# START OF DATA

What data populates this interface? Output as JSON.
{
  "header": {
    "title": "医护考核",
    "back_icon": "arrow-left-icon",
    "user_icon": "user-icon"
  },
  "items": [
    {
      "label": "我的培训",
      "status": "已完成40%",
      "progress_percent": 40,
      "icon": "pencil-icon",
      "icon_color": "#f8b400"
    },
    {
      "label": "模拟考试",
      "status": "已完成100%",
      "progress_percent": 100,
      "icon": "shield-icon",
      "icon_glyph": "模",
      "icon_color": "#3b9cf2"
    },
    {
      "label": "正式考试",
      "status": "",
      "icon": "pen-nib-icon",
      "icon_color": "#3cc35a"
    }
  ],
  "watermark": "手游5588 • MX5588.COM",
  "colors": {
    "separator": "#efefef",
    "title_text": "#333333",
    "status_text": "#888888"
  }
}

# END OF DATA

WHAT THIS TASK INVOLVES: Repeat the records above in full, character for character.

RESPONSE:
What data populates this interface? Output as JSON.
{
  "header": {
    "title": "医护考核",
    "back_icon": "arrow-left-icon",
    "user_icon": "user-icon"
  },
  "items": [
    {
      "label": "我的培训",
      "status": "已完成40%",
      "progress_percent": 40,
      "icon": "pencil-icon",
      "icon_color": "#f8b400"
    },
    {
      "label": "模拟考试",
      "status": "已完成100%",
      "progress_percent": 100,
      "icon": "shield-icon",
      "icon_glyph": "模",
      "icon_color": "#3b9cf2"
    },
    {
      "label": "正式考试",
      "status": "",
      "icon": "pen-nib-icon",
      "icon_color": "#3cc35a"
    }
  ],
  "watermark": "手游5588 • MX5588.COM",
  "colors": {
    "separator": "#efefef",
    "title_text": "#333333",
    "status_text": "#888888"
  }
}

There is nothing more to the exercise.